──────── Records

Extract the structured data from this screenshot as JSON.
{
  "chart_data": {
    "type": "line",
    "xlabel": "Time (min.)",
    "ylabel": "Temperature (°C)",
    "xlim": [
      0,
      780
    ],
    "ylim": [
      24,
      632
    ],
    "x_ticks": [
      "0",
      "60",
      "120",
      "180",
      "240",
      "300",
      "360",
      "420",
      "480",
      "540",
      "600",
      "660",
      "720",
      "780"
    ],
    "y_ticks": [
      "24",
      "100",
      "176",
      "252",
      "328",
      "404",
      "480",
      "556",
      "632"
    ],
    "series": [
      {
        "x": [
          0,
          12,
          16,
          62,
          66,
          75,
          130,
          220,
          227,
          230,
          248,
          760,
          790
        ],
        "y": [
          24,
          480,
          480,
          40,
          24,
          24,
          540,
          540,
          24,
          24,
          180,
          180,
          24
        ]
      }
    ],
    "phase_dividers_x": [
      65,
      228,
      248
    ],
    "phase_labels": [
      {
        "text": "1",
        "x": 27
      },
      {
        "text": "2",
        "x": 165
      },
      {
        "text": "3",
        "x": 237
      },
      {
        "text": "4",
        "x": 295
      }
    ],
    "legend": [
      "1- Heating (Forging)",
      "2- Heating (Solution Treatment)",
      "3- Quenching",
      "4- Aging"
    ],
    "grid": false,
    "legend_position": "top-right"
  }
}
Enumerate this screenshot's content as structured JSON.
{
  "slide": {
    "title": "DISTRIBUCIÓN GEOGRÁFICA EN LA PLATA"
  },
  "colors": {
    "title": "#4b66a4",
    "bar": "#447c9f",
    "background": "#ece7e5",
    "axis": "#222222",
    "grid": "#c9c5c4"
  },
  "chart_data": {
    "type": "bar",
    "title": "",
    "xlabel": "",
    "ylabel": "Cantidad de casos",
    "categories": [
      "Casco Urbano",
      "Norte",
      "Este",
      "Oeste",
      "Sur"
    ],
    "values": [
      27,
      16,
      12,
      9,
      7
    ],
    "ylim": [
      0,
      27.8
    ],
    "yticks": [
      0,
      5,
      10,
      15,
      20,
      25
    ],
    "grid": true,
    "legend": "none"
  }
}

────────────────

> What you have to do:
Pick out all lines from the data above in which the word "title" appears.

> Full output:
    "title": "DISTRIBUCIÓN GEOGRÁFICA EN LA PLATA"
    "title": "#4b66a4",
    "title": "",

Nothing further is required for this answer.